(Collection entries)
▼

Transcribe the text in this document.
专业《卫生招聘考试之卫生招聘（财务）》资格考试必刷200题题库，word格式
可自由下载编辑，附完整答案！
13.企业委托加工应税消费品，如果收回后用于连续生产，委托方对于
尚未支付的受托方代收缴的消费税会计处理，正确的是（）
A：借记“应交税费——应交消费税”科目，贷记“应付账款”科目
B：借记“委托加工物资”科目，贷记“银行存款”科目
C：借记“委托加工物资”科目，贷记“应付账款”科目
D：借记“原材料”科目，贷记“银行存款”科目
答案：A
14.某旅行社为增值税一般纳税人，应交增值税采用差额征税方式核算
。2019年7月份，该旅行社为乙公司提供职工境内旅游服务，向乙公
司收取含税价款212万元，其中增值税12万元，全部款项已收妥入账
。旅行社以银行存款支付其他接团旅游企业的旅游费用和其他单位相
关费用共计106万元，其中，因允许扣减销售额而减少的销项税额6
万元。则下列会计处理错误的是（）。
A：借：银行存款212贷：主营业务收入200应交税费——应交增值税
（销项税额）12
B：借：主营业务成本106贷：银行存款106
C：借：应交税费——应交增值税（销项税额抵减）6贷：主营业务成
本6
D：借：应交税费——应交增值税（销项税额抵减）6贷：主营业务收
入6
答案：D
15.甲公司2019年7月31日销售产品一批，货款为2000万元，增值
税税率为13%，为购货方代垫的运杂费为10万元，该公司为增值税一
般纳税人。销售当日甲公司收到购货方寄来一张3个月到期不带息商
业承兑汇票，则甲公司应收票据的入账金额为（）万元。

▲

→ What this task involves
Extract every entry above as it appears.

→ Correct output
Transcribe the text in this document.
专业《卫生招聘考试之卫生招聘（财务）》资格考试必刷200题题库，word格式
可自由下载编辑，附完整答案！
13.企业委托加工应税消费品，如果收回后用于连续生产，委托方对于
尚未支付的受托方代收缴的消费税会计处理，正确的是（）
A：借记“应交税费——应交消费税”科目，贷记“应付账款”科目
B：借记“委托加工物资”科目，贷记“银行存款”科目
C：借记“委托加工物资”科目，贷记“应付账款”科目
D：借记“原材料”科目，贷记“银行存款”科目
答案：A
14.某旅行社为增值税一般纳税人，应交增值税采用差额征税方式核算
。2019年7月份，该旅行社为乙公司提供职工境内旅游服务，向乙公
司收取含税价款212万元，其中增值税12万元，全部款项已收妥入账
。旅行社以银行存款支付其他接团旅游企业的旅游费用和其他单位相
关费用共计106万元，其中，因允许扣减销售额而减少的销项税额6
万元。则下列会计处理错误的是（）。
A：借：银行存款212贷：主营业务收入200应交税费——应交增值税
（销项税额）12
B：借：主营业务成本106贷：银行存款106
C：借：应交税费——应交增值税（销项税额抵减）6贷：主营业务成
本6
D：借：应交税费——应交增值税（销项税额抵减）6贷：主营业务收
入6
答案：D
15.甲公司2019年7月31日销售产品一批，货款为2000万元，增值
税税率为13%，为购货方代垫的运杂费为10万元，该公司为增值税一
般纳税人。销售当日甲公司收到购货方寄来一张3个月到期不带息商
业承兑汇票，则甲公司应收票据的入账金额为（）万元。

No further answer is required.